▶ _Given data_
===============
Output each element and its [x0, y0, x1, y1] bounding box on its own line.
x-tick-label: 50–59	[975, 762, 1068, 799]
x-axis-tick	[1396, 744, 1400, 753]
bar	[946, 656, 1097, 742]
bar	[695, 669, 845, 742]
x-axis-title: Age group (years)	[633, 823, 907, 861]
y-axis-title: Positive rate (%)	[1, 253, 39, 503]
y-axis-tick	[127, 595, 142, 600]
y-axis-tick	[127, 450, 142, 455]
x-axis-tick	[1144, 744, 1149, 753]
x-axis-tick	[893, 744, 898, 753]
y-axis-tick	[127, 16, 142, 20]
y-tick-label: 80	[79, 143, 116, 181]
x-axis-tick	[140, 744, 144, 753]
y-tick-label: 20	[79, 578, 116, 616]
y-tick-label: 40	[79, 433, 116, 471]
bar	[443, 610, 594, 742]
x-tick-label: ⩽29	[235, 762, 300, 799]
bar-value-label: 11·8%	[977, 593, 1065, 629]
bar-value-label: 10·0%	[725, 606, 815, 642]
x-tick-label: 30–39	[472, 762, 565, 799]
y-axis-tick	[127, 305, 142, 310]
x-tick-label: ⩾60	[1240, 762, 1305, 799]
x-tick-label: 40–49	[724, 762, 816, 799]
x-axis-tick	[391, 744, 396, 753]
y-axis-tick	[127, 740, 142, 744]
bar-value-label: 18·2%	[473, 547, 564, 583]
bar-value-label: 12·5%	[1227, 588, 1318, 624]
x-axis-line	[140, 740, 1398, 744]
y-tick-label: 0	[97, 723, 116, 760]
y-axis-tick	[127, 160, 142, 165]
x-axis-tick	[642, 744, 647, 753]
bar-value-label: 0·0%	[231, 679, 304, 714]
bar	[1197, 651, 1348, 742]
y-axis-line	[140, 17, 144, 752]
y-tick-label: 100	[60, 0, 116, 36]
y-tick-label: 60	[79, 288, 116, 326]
===============
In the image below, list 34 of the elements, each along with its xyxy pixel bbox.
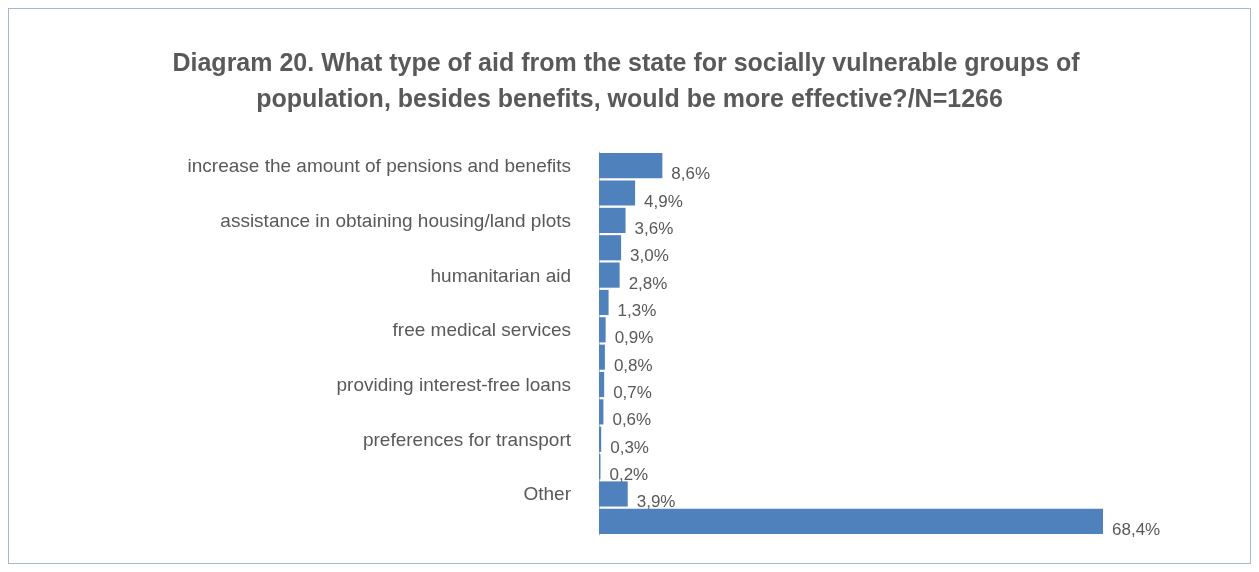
===============
Copy out, word for word, the rows above, beginning at the line that has "Output each element" and stopping after the line that has "450, 142, 455]".

Output each element and its [x0, y0, x1, y1] bounding box on its own line.
x-tick-label: 50–59	[975, 762, 1068, 799]
x-axis-tick	[1396, 744, 1400, 753]
bar	[946, 656, 1097, 742]
bar	[695, 669, 845, 742]
x-axis-title: Age group (years)	[633, 823, 907, 861]
y-axis-title: Positive rate (%)	[1, 253, 39, 503]
y-axis-tick	[127, 595, 142, 600]
y-axis-tick	[127, 450, 142, 455]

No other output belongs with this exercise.